[Saved data entries]
+===+
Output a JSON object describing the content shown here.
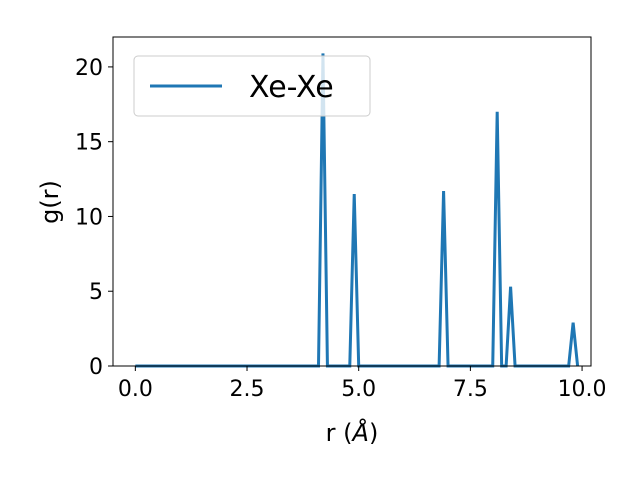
{
  "chart_data": {
    "type": "line",
    "title": "",
    "xlabel_prefix": "r (",
    "xlabel_symbol": "Å",
    "xlabel_suffix": ")",
    "ylabel": "g(r)",
    "xlim": [
      -0.5,
      10.2
    ],
    "ylim": [
      0,
      22
    ],
    "xticks": [
      0.0,
      2.5,
      5.0,
      7.5,
      10.0
    ],
    "xtick_labels": [
      "0.0",
      "2.5",
      "5.0",
      "7.5",
      "10.0"
    ],
    "yticks": [
      0,
      5,
      10,
      15,
      20
    ],
    "ytick_labels": [
      "0",
      "5",
      "10",
      "15",
      "20"
    ],
    "grid": false,
    "legend_position": "top-left",
    "series": [
      {
        "name": "Xe-Xe",
        "color": "#1f77b4",
        "x": [
          0.0,
          4.1,
          4.2,
          4.3,
          4.8,
          4.9,
          5.0,
          6.8,
          6.9,
          7.0,
          8.0,
          8.1,
          8.2,
          8.3,
          8.4,
          8.5,
          9.7,
          9.8,
          9.9
        ],
        "y": [
          0,
          0,
          20.9,
          0,
          0,
          11.5,
          0,
          0,
          11.7,
          0,
          0,
          17.0,
          0,
          0,
          5.3,
          0,
          0,
          2.9,
          0
        ]
      }
    ]
  }
}
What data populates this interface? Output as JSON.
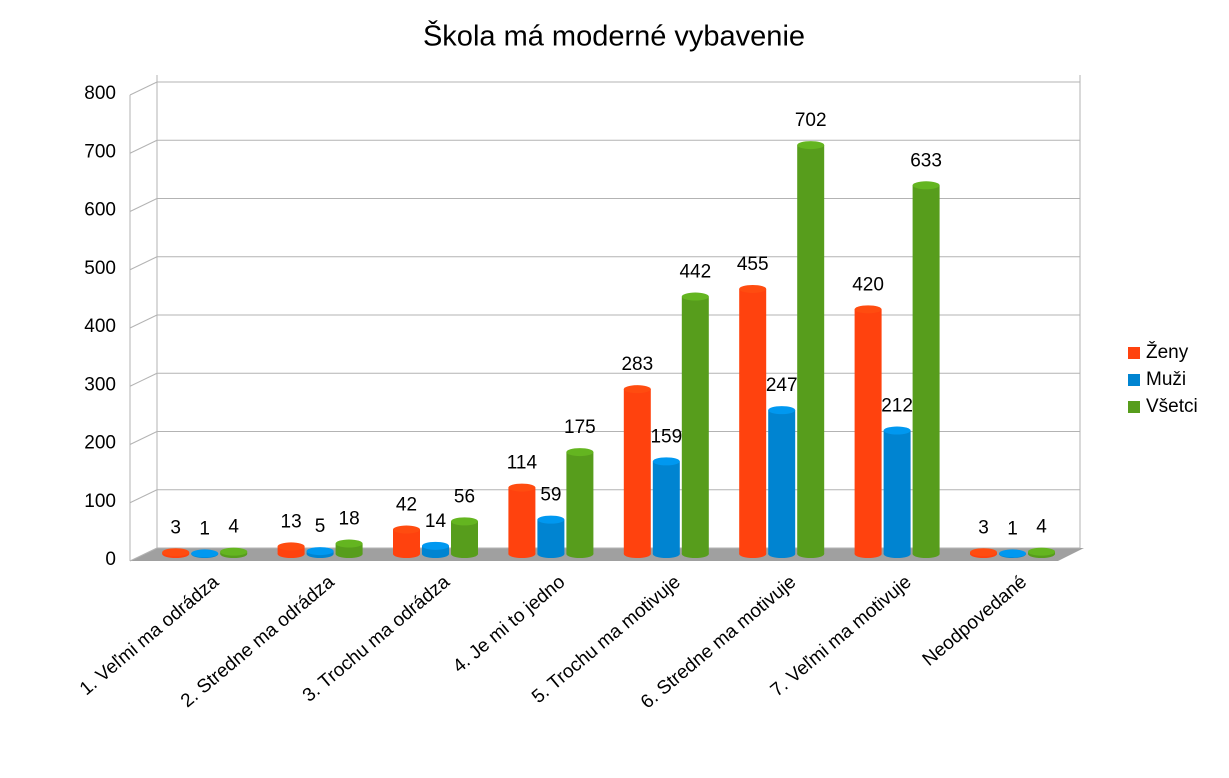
{
  "chart_data": {
    "type": "bar",
    "title": "Škola má moderné vybavenie",
    "categories": [
      "1. Veľmi ma odrádza",
      "2. Stredne ma odrádza",
      "3. Trochu ma odrádza",
      "4. Je mi to jedno",
      "5. Trochu ma motivuje",
      "6. Stredne ma motivuje",
      "7. Veľmi ma motivuje",
      "Neodpovedané"
    ],
    "series": [
      {
        "name": "Ženy",
        "color": "#ff420e",
        "values": [
          3,
          13,
          42,
          114,
          283,
          455,
          420,
          3
        ]
      },
      {
        "name": "Muži",
        "color": "#0084d1",
        "values": [
          1,
          5,
          14,
          59,
          159,
          247,
          212,
          1
        ]
      },
      {
        "name": "Všetci",
        "color": "#579d1c",
        "values": [
          4,
          18,
          56,
          175,
          442,
          702,
          633,
          4
        ]
      }
    ],
    "ylim": [
      0,
      800
    ],
    "yticks": [
      0,
      100,
      200,
      300,
      400,
      500,
      600,
      700,
      800
    ],
    "grid": true,
    "legend": "right"
  }
}
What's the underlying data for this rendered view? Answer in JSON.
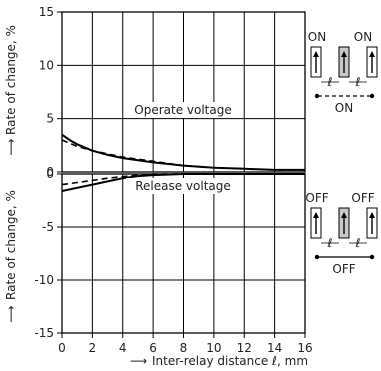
{
  "chart_data": [
    {
      "type": "line",
      "title": "Operate voltage",
      "ylabel": "Rate of change, %",
      "xlabel": "",
      "xlim": [
        0,
        16
      ],
      "ylim": [
        0,
        15
      ],
      "x_ticks": [
        "0",
        "2",
        "4",
        "6",
        "8",
        "10",
        "12",
        "14",
        "16"
      ],
      "y_ticks": [
        "0",
        "5",
        "10",
        "15"
      ],
      "grid": true,
      "series": [
        {
          "style": "solid",
          "x": [
            0,
            0.5,
            1,
            2,
            3,
            4,
            6,
            8,
            10,
            12,
            14,
            16
          ],
          "y": [
            3.5,
            3.0,
            2.6,
            2.0,
            1.6,
            1.3,
            0.9,
            0.6,
            0.4,
            0.3,
            0.2,
            0.2
          ]
        },
        {
          "style": "dashed",
          "x": [
            0,
            0.5,
            1,
            2,
            3,
            4,
            6,
            8,
            10,
            12,
            14,
            16
          ],
          "y": [
            3.0,
            2.7,
            2.4,
            2.0,
            1.7,
            1.4,
            1.0,
            0.6,
            0.4,
            0.3,
            0.2,
            0.2
          ]
        }
      ],
      "inset": {
        "left": "ON",
        "right": "ON",
        "bottom": "ON",
        "connector": "dashed"
      }
    },
    {
      "type": "line",
      "title": "Release voltage",
      "ylabel": "Rate of change, %",
      "xlabel": "Inter-relay distance ℓ, mm",
      "xlim": [
        0,
        16
      ],
      "ylim": [
        -15,
        0
      ],
      "x_ticks": [
        "0",
        "2",
        "4",
        "6",
        "8",
        "10",
        "12",
        "14",
        "16"
      ],
      "y_ticks": [
        "0",
        "-5",
        "-10",
        "-15"
      ],
      "grid": true,
      "series": [
        {
          "style": "solid",
          "x": [
            0,
            1,
            2,
            3,
            4,
            5,
            6,
            8,
            10,
            12,
            14,
            16
          ],
          "y": [
            -1.6,
            -1.3,
            -1.0,
            -0.7,
            -0.4,
            -0.2,
            -0.1,
            0,
            0,
            0,
            0,
            0
          ]
        },
        {
          "style": "dashed",
          "x": [
            0,
            1,
            2,
            3,
            4,
            5,
            6,
            8,
            10,
            12,
            14,
            16
          ],
          "y": [
            -1.0,
            -0.8,
            -0.6,
            -0.4,
            -0.25,
            -0.1,
            0,
            0,
            0,
            0,
            0,
            0
          ]
        }
      ],
      "inset": {
        "left": "OFF",
        "right": "OFF",
        "bottom": "OFF",
        "connector": "solid"
      }
    }
  ],
  "inset_label": "ℓ"
}
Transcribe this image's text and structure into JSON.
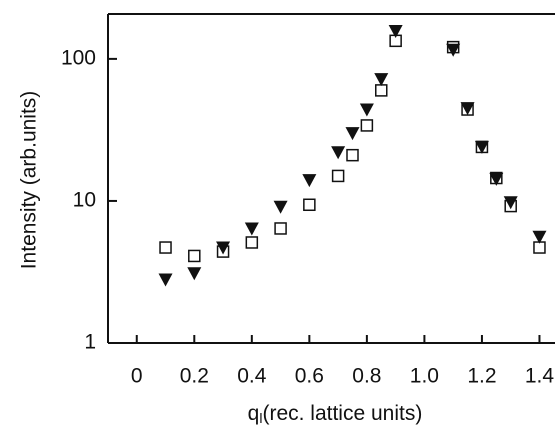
{
  "chart_data": {
    "type": "scatter",
    "xlabel": [
      "q",
      "l",
      "(rec. lattice units)"
    ],
    "ylabel": "Intensity (arb.units)",
    "xlim": [
      -0.1,
      1.454
    ],
    "ylim": [
      1,
      207
    ],
    "log_y": true,
    "xticks": [
      0,
      0.2,
      0.4,
      0.6,
      0.8,
      {
        "value": 1,
        "label": "1.0"
      },
      1.2,
      1.4
    ],
    "yticks": [
      1,
      10,
      100
    ],
    "series": [
      {
        "marker": "square-open",
        "color": "#111111",
        "x": [
          0.1,
          0.2,
          0.3,
          0.4,
          0.5,
          0.6,
          0.7,
          0.75,
          0.8,
          0.85,
          0.9,
          1.1,
          1.15,
          1.2,
          1.25,
          1.3,
          1.4
        ],
        "values": [
          4.7,
          4.1,
          4.4,
          5.1,
          6.4,
          9.4,
          15,
          21,
          34,
          60,
          134,
          121,
          44,
          24,
          14.5,
          9.2,
          4.7
        ]
      },
      {
        "marker": "triangle-down",
        "color": "#111111",
        "x": [
          0.1,
          0.2,
          0.3,
          0.4,
          0.5,
          0.6,
          0.7,
          0.75,
          0.8,
          0.85,
          0.9,
          1.1,
          1.15,
          1.2,
          1.25,
          1.3,
          1.4
        ],
        "values": [
          2.8,
          3.1,
          4.7,
          6.4,
          9.1,
          14,
          22,
          30,
          44,
          72,
          157,
          116,
          45,
          24,
          14.3,
          9.8,
          5.6
        ]
      }
    ]
  }
}
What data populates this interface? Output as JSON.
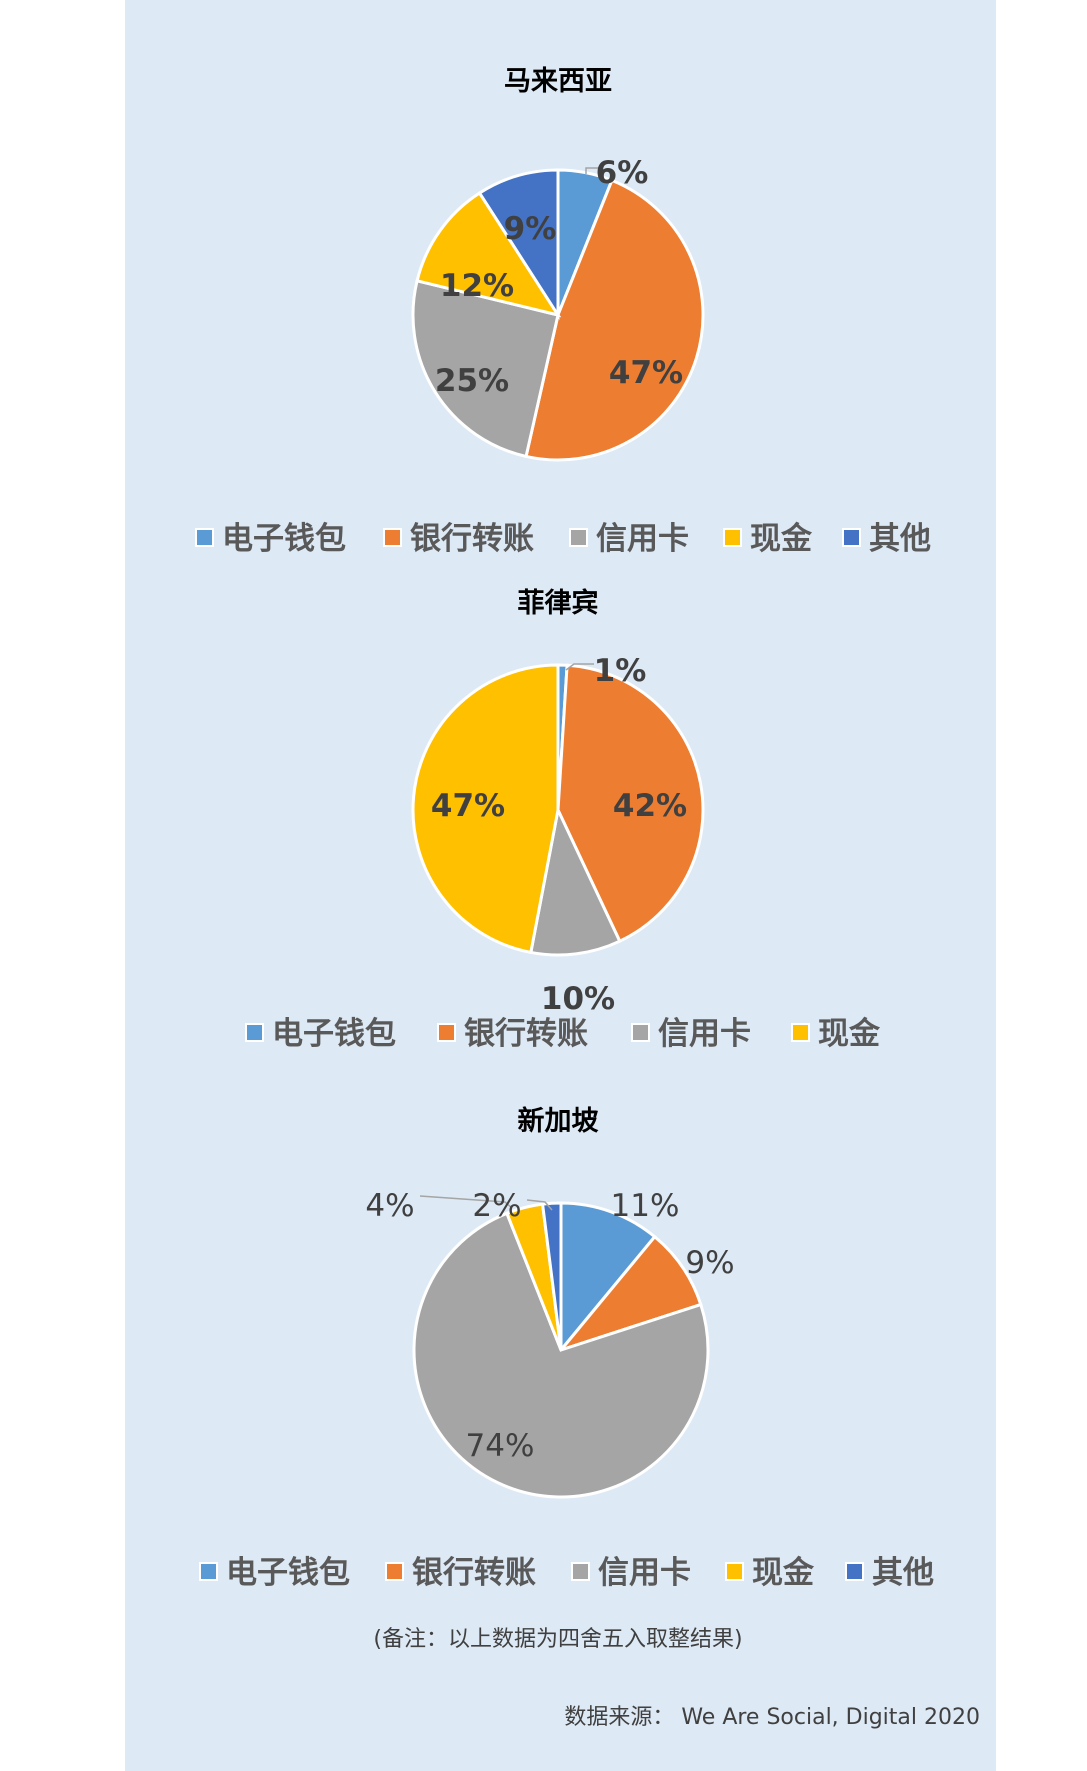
{
  "colors": {
    "电子钱包": "#5b9bd5",
    "银行转账": "#ed7d31",
    "信用卡": "#a5a5a5",
    "现金": "#ffc000",
    "其他": "#4472c4",
    "background": "#dde9f5"
  },
  "chart_data": [
    {
      "type": "pie",
      "title": "马来西亚",
      "categories": [
        "电子钱包",
        "银行转账",
        "信用卡",
        "现金",
        "其他"
      ],
      "values": [
        6,
        47,
        25,
        12,
        9
      ],
      "labels": [
        "6%",
        "47%",
        "25%",
        "12%",
        "9%"
      ],
      "legend": "bottom"
    },
    {
      "type": "pie",
      "title": "菲律宾",
      "categories": [
        "电子钱包",
        "银行转账",
        "信用卡",
        "现金"
      ],
      "values": [
        1,
        42,
        10,
        47
      ],
      "labels": [
        "1%",
        "42%",
        "10%",
        "47%"
      ],
      "legend": "bottom"
    },
    {
      "type": "pie",
      "title": "新加坡",
      "categories": [
        "电子钱包",
        "银行转账",
        "信用卡",
        "现金",
        "其他"
      ],
      "values": [
        11,
        9,
        74,
        4,
        2
      ],
      "labels": [
        "11%",
        "9%",
        "74%",
        "4%",
        "2%"
      ],
      "legend": "bottom"
    }
  ],
  "note": "(备注：以上数据为四舍五入取整结果)",
  "source": "数据来源：  We Are Social, Digital 2020"
}
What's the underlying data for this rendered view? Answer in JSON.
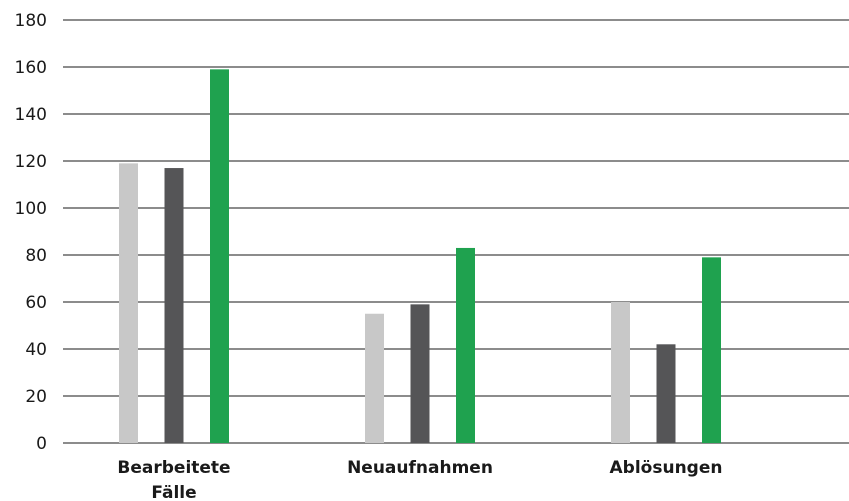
{
  "chart_data": {
    "type": "bar",
    "categories": [
      [
        "Bearbeitete",
        "Fälle"
      ],
      [
        "Neuaufnahmen"
      ],
      [
        "Ablösungen"
      ]
    ],
    "series": [
      {
        "values": [
          119,
          55,
          60
        ],
        "color": "#c8c8c8"
      },
      {
        "values": [
          117,
          59,
          42
        ],
        "color": "#555557"
      },
      {
        "values": [
          159,
          83,
          79
        ],
        "color": "#1fa24f"
      }
    ],
    "ylim": [
      0,
      180
    ],
    "yticks": [
      0,
      20,
      40,
      60,
      80,
      100,
      120,
      140,
      160,
      180
    ],
    "grid": true,
    "legend": false,
    "gridline_color": "#1a1a1a"
  }
}
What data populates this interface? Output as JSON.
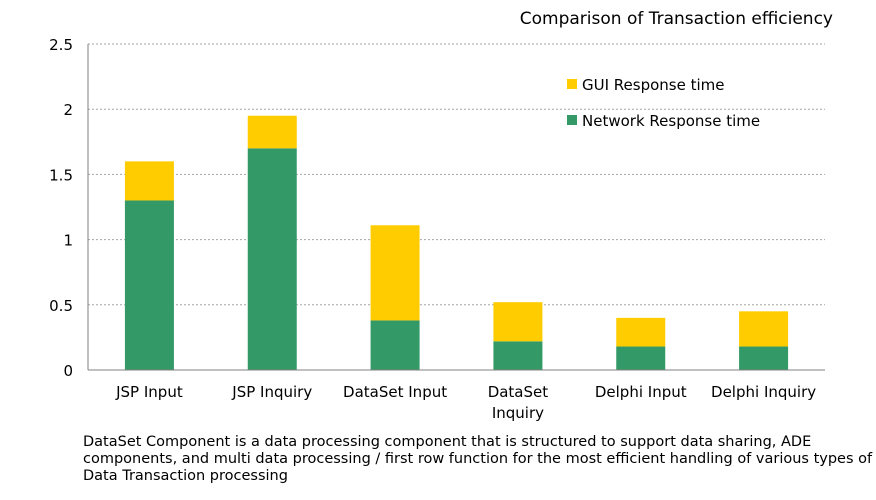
{
  "chart_data": {
    "type": "bar",
    "stacked": true,
    "title": "Comparison of Transaction efficiency",
    "categories": [
      [
        "JSP Input"
      ],
      [
        "JSP Inquiry"
      ],
      [
        "DataSet Input"
      ],
      [
        "DataSet",
        "Inquiry"
      ],
      [
        "Delphi Input"
      ],
      [
        "Delphi Inquiry"
      ]
    ],
    "series": [
      {
        "name": "Network Response time",
        "color": "#339966",
        "values": [
          1.3,
          1.7,
          0.38,
          0.22,
          0.18,
          0.18
        ]
      },
      {
        "name": "GUI Response time",
        "color": "#ffcc00",
        "values": [
          0.3,
          0.25,
          0.73,
          0.3,
          0.22,
          0.27
        ]
      }
    ],
    "legend_order": [
      1,
      0
    ],
    "legend_position": "top-right",
    "ylim": [
      0,
      2.5
    ],
    "yticks": [
      "0",
      "0.5",
      "1",
      "1.5",
      "2",
      "2.5"
    ],
    "grid": "horizontal-dashed",
    "xlabel": "",
    "ylabel": ""
  },
  "caption": "DataSet Component is a data processing component that is structured to support data sharing, ADE components, and multi data processing / first row function for the most efficient handling of various types of Data Transaction processing"
}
+===+
Pull out all lines from the entries above that include the word "motivuje".

Correct response -
      "5. Trochu ma motivuje",
      "6. Stredne ma motivuje",
      "7. Veľmi ma motivuje",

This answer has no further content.